◆ EXERCISE OBJECTIVE
Count lines with the string "stekla" in them. State the number alone.

[Begin DATASET ROWS]

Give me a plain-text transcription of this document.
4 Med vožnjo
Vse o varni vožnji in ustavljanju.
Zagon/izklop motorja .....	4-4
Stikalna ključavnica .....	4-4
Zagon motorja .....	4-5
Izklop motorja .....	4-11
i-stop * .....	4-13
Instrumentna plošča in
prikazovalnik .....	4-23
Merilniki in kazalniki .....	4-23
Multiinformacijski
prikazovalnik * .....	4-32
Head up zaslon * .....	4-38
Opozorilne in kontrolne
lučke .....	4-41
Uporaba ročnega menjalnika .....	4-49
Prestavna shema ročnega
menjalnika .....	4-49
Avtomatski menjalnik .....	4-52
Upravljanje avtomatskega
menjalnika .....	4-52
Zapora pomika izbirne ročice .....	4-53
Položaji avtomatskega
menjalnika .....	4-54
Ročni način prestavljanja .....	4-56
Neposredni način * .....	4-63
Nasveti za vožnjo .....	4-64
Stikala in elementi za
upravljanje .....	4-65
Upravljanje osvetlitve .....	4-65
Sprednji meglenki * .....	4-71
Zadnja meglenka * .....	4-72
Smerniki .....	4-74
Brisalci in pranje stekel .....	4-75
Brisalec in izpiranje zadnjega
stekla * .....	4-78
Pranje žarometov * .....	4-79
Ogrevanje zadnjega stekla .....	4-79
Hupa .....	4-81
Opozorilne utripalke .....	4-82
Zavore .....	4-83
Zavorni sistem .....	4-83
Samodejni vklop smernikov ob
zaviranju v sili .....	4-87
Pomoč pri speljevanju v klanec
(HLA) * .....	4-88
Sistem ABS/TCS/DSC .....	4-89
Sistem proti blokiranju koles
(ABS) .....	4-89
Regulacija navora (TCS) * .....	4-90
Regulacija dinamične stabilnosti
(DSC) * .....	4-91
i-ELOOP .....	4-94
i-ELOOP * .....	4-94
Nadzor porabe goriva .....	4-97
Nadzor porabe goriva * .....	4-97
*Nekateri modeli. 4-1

[End DATASET ROWS]

◆ OUTPUT FOR THIS TASK
2